Reproduce every line of the listing as written, apart from the pictures.

━━ MATERIAL FOR THE TASK

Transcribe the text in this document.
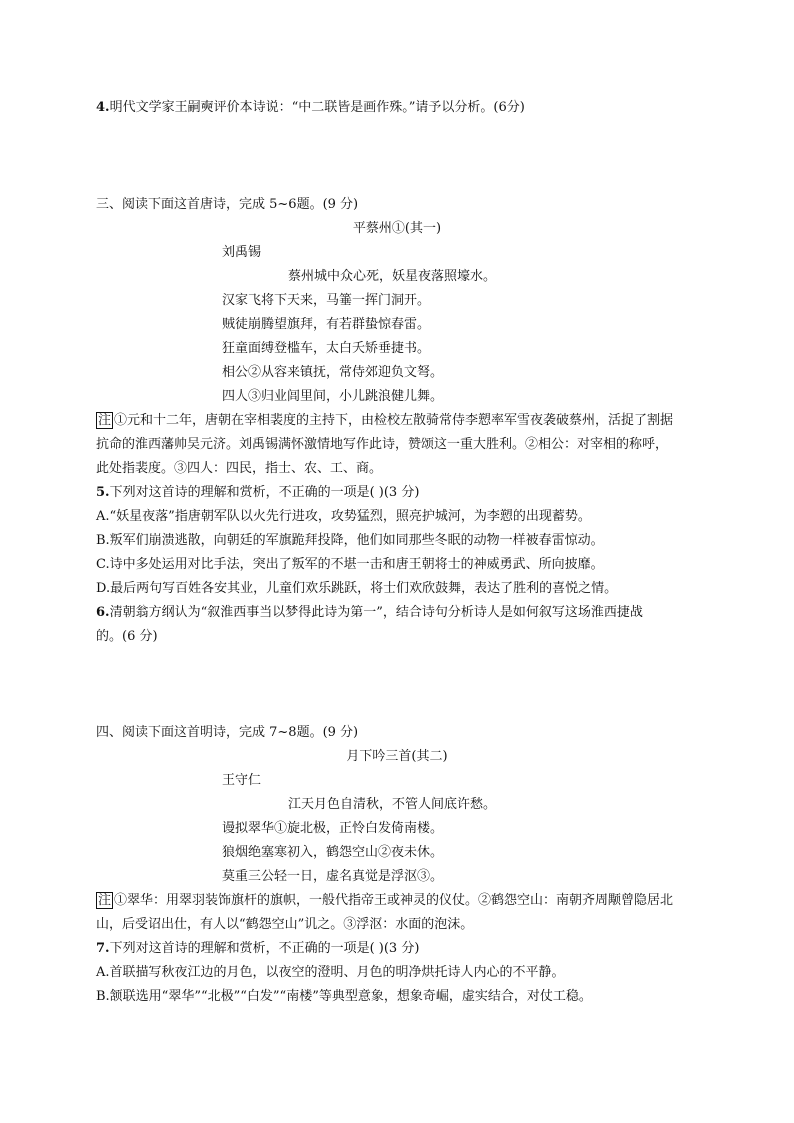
4.明代文学家王嗣奭评价本诗说：“中二联皆是画作殊。”请予以分析。(6分)
三、阅读下面这首唐诗，完成 5~6题。(9 分)
平蔡州①(其一)
刘禹锡
蔡州城中众心死，妖星夜落照壕水。
汉家飞将下天来，马箠一挥门洞开。
贼徒崩腾望旗拜，有若群蛰惊春雷。
狂童面缚登槛车，太白夭矫垂捷书。
相公②从容来镇抚，常侍郊迎负文弩。
四人③归业闾里间，小儿跳浪健儿舞。
注 ①元和十二年，唐朝在宰相裴度的主持下，由检校左散骑常侍李愬率军雪夜袭破蔡州，活捉了割据
抗命的淮西藩帅吴元济。刘禹锡满怀激情地写作此诗，赞颂这一重大胜利。②相公：对宰相的称呼，
此处指裴度。③四人：四民，指士、农、工、商。
5.下列对这首诗的理解和赏析，不正确的一项是( )(3 分)
A.“妖星夜落”指唐朝军队以火先行进攻，攻势猛烈，照亮护城河，为李愬的出现蓄势。
B.叛军们崩溃逃散，向朝廷的军旗跪拜投降，他们如同那些冬眠的动物一样被春雷惊动。
C.诗中多处运用对比手法，突出了叛军的不堪一击和唐王朝将士的神威勇武、所向披靡。
D.最后两句写百姓各安其业，儿童们欢乐跳跃，将士们欢欣鼓舞，表达了胜利的喜悦之情。
6.清朝翁方纲认为“叙淮西事当以梦得此诗为第一”，结合诗句分析诗人是如何叙写这场淮西捷战
的。(6 分)
四、阅读下面这首明诗，完成 7~8题。(9 分)
月下吟三首(其二)
王守仁
江天月色自清秋，不管人间底许愁。
谩拟翠华①旋北极，正怜白发倚南楼。
狼烟绝塞寒初入，鹤怨空山②夜未休。
莫重三公轻一日，虚名真觉是浮沤③。
注 ①翠华：用翠羽装饰旗杆的旗帜，一般代指帝王或神灵的仪仗。②鹤怨空山：南朝齐周颙曾隐居北
山，后受诏出仕，有人以“鹤怨空山”讥之。③浮沤：水面的泡沫。
7.下列对这首诗的理解和赏析，不正确的一项是( )(3 分)
A.首联描写秋夜江边的月色，以夜空的澄明、月色的明净烘托诗人内心的不平静。
B.颔联选用“翠华”“北极”“白发”“南楼”等典型意象，想象奇崛，虚实结合，对仗工稳。
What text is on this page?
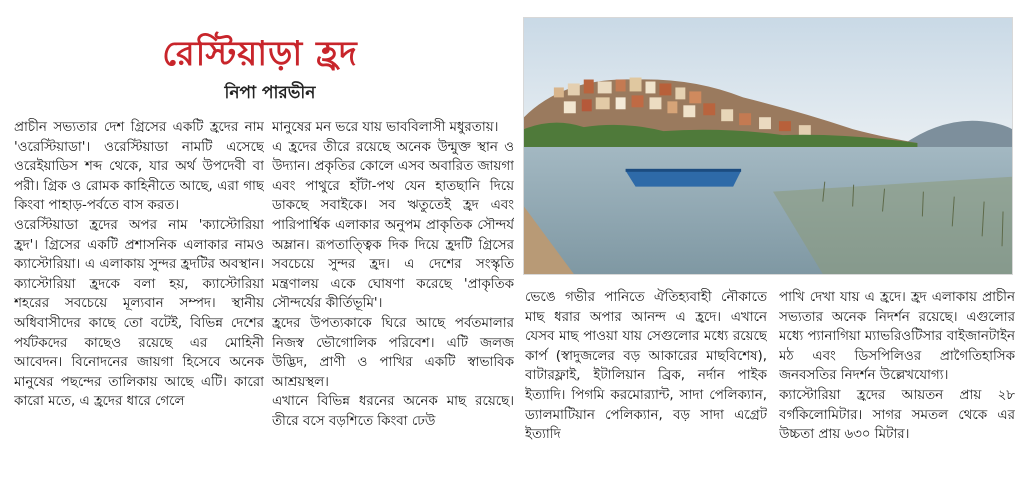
রেস্টিয়াড়া হ্রদ
নিপা পারভীন

প্রাচীন সভ্যতার দেশ গ্রিসের একটি হ্রদের নাম 'ওরেস্টিয়াডা'। ওরেস্টিয়াডা নামটি এসেছে ওরেইয়াডিস শব্দ থেকে, যার অর্থ উপদেবী বা পরী। গ্রিক ও রোমক কাহিনীতে আছে, এরা গাছ কিংবা পাহাড়-পর্বতে বাস করত।

ওরেস্টিয়াডা হ্রদের অপর নাম 'ক্যাস্টোরিয়া হ্রদ'। গ্রিসের একটি প্রশাসনিক এলাকার নামও ক্যাস্টোরিয়া। এ এলাকায় সুন্দর হ্রদটির অবস্থান। ক্যাস্টোরিয়া হ্রদকে বলা হয়, ক্যাস্টোরিয়া শহরের সবচেয়ে মূল্যবান সম্পদ। স্থানীয় অধিবাসীদের কাছে তো বটেই, বিভিন্ন দেশের পর্যটকদের কাছেও রয়েছে এর মোহিনী আবেদন। বিনোদনের জায়গা হিসেবে অনেক মানুষের পছন্দের তালিকায় আছে এটি। কারো কারো মতে, এ হ্রদের ধারে গেলে

মানুষের মন ভরে যায় ভাববিলাসী মধুরতায়।

এ হ্রদের তীরে রয়েছে অনেক উন্মুক্ত স্থান ও উদ্যান। প্রকৃতির কোলে এসব অবারিত জায়গা এবং পাথুরে হাঁটা-পথ যেন হাতছানি দিয়ে ডাকছে সবাইকে। সব ঋতুতেই হ্রদ এবং পারিপার্শ্বিক এলাকার অনুপম প্রাকৃতিক সৌন্দর্য অম্লান। রূপতাত্ত্বিক দিক দিয়ে হ্রদটি গ্রিসের সবচেয়ে সুন্দর হ্রদ। এ দেশের সংস্কৃতি মন্ত্রণালয় একে ঘোষণা করেছে 'প্রাকৃতিক সৌন্দর্যের কীর্তিভূমি'।

হ্রদের উপত্যকাকে ঘিরে আছে পর্বতমালার নিজস্ব ভৌগোলিক পরিবেশ। এটি জলজ উদ্ভিদ, প্রাণী ও পাখির একটি স্বাভাবিক আশ্রয়স্থল।

এখানে বিভিন্ন ধরনের অনেক মাছ রয়েছে। তীরে বসে বড়শিতে কিংবা ঢেউ

ভেঙে গভীর পানিতে ঐতিহ্যবাহী নৌকাতে মাছ ধরার অপার আনন্দ এ হ্রদে। এখানে যেসব মাছ পাওয়া যায় সেগুলোর মধ্যে রয়েছে কার্প (স্বাদুজলের বড় আকারের মাছবিশেষ), বাটারফ্লাই, ইটালিয়ান ব্রিক, নর্দান পাইক ইত্যাদি। পিগমি করমোর‍্যান্ট, সাদা পেলিক্যান, ড্যালমাটিয়ান পেলিক্যান, বড় সাদা এগ্রেট ইত্যাদি

পাখি দেখা যায় এ হ্রদে। হ্রদ এলাকায় প্রাচীন সভ্যতার অনেক নিদর্শন রয়েছে। এগুলোর মধ্যে প্যানাগিয়া ম্যাভরিওটিসার বাইজানটাইন মঠ এবং ডিসপিলিওর প্রাগৈতিহাসিক জনবসতির নিদর্শন উল্লেখযোগ্য।

ক্যাস্টোরিয়া হ্রদের আয়তন প্রায় ২৮ বর্গকিলোমিটার। সাগর সমতল থেকে এর উচ্চতা প্রায় ৬৩০ মিটার।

━━━━

_SOLUTION FOR THIS TASK_:
Transcribe the text in this document.
4.明代文学家王嗣奭评价本诗说：“中二联皆是画作殊。”请予以分析。(6分)
三、阅读下面这首唐诗，完成 5~6题。(9 分)
平蔡州①(其一)
刘禹锡
蔡州城中众心死，妖星夜落照壕水。
汉家飞将下天来，马箠一挥门洞开。
贼徒崩腾望旗拜，有若群蛰惊春雷。
狂童面缚登槛车，太白夭矫垂捷书。
相公②从容来镇抚，常侍郊迎负文弩。
四人③归业闾里间，小儿跳浪健儿舞。
注 ①元和十二年，唐朝在宰相裴度的主持下，由检校左散骑常侍李愬率军雪夜袭破蔡州，活捉了割据
抗命的淮西藩帅吴元济。刘禹锡满怀激情地写作此诗，赞颂这一重大胜利。②相公：对宰相的称呼，
此处指裴度。③四人：四民，指士、农、工、商。
5.下列对这首诗的理解和赏析，不正确的一项是( )(3 分)
A.“妖星夜落”指唐朝军队以火先行进攻，攻势猛烈，照亮护城河，为李愬的出现蓄势。
B.叛军们崩溃逃散，向朝廷的军旗跪拜投降，他们如同那些冬眠的动物一样被春雷惊动。
C.诗中多处运用对比手法，突出了叛军的不堪一击和唐王朝将士的神威勇武、所向披靡。
D.最后两句写百姓各安其业，儿童们欢乐跳跃，将士们欢欣鼓舞，表达了胜利的喜悦之情。
6.清朝翁方纲认为“叙淮西事当以梦得此诗为第一”，结合诗句分析诗人是如何叙写这场淮西捷战
的。(6 分)
四、阅读下面这首明诗，完成 7~8题。(9 分)
月下吟三首(其二)
王守仁
江天月色自清秋，不管人间底许愁。
谩拟翠华①旋北极，正怜白发倚南楼。
狼烟绝塞寒初入，鹤怨空山②夜未休。
莫重三公轻一日，虚名真觉是浮沤③。
注 ①翠华：用翠羽装饰旗杆的旗帜，一般代指帝王或神灵的仪仗。②鹤怨空山：南朝齐周颙曾隐居北
山，后受诏出仕，有人以“鹤怨空山”讥之。③浮沤：水面的泡沫。
7.下列对这首诗的理解和赏析，不正确的一项是( )(3 分)
A.首联描写秋夜江边的月色，以夜空的澄明、月色的明净烘托诗人内心的不平静。
B.颔联选用“翠华”“北极”“白发”“南楼”等典型意象，想象奇崛，虚实结合，对仗工稳。
What text is on this page?
রেস্টিয়াড়া হ্রদ
নিপা পারভীন

প্রাচীন সভ্যতার দেশ গ্রিসের একটি হ্রদের নাম 'ওরেস্টিয়াডা'। ওরেস্টিয়াডা নামটি এসেছে ওরেইয়াডিস শব্দ থেকে, যার অর্থ উপদেবী বা পরী। গ্রিক ও রোমক কাহিনীতে আছে, এরা গাছ কিংবা পাহাড়-পর্বতে বাস করত।

ওরেস্টিয়াডা হ্রদের অপর নাম 'ক্যাস্টোরিয়া হ্রদ'। গ্রিসের একটি প্রশাসনিক এলাকার নামও ক্যাস্টোরিয়া। এ এলাকায় সুন্দর হ্রদটির অবস্থান। ক্যাস্টোরিয়া হ্রদকে বলা হয়, ক্যাস্টোরিয়া শহরের সবচেয়ে মূল্যবান সম্পদ। স্থানীয় অধিবাসীদের কাছে তো বটেই, বিভিন্ন দেশের পর্যটকদের কাছেও রয়েছে এর মোহিনী আবেদন। বিনোদনের জায়গা হিসেবে অনেক মানুষের পছন্দের তালিকায় আছে এটি। কারো কারো মতে, এ হ্রদের ধারে গেলে

মানুষের মন ভরে যায় ভাববিলাসী মধুরতায়।

এ হ্রদের তীরে রয়েছে অনেক উন্মুক্ত স্থান ও উদ্যান। প্রকৃতির কোলে এসব অবারিত জায়গা এবং পাথুরে হাঁটা-পথ যেন হাতছানি দিয়ে ডাকছে সবাইকে। সব ঋতুতেই হ্রদ এবং পারিপার্শ্বিক এলাকার অনুপম প্রাকৃতিক সৌন্দর্য অম্লান। রূপতাত্ত্বিক দিক দিয়ে হ্রদটি গ্রিসের সবচেয়ে সুন্দর হ্রদ। এ দেশের সংস্কৃতি মন্ত্রণালয় একে ঘোষণা করেছে 'প্রাকৃতিক সৌন্দর্যের কীর্তিভূমি'।

হ্রদের উপত্যকাকে ঘিরে আছে পর্বতমালার নিজস্ব ভৌগোলিক পরিবেশ। এটি জলজ উদ্ভিদ, প্রাণী ও পাখির একটি স্বাভাবিক আশ্রয়স্থল।

এখানে বিভিন্ন ধরনের অনেক মাছ রয়েছে। তীরে বসে বড়শিতে কিংবা ঢেউ

ভেঙে গভীর পানিতে ঐতিহ্যবাহী নৌকাতে মাছ ধরার অপার আনন্দ এ হ্রদে। এখানে যেসব মাছ পাওয়া যায় সেগুলোর মধ্যে রয়েছে কার্প (স্বাদুজলের বড় আকারের মাছবিশেষ), বাটারফ্লাই, ইটালিয়ান ব্রিক, নর্দান পাইক ইত্যাদি। পিগমি করমোর‍্যান্ট, সাদা পেলিক্যান, ড্যালমাটিয়ান পেলিক্যান, বড় সাদা এগ্রেট ইত্যাদি

পাখি দেখা যায় এ হ্রদে। হ্রদ এলাকায় প্রাচীন সভ্যতার অনেক নিদর্শন রয়েছে। এগুলোর মধ্যে প্যানাগিয়া ম্যাভরিওটিসার বাইজানটাইন মঠ এবং ডিসপিলিওর প্রাগৈতিহাসিক জনবসতির নিদর্শন উল্লেখযোগ্য।

ক্যাস্টোরিয়া হ্রদের আয়তন প্রায় ২৮ বর্গকিলোমিটার। সাগর সমতল থেকে এর উচ্চতা প্রায় ৬৩০ মিটার।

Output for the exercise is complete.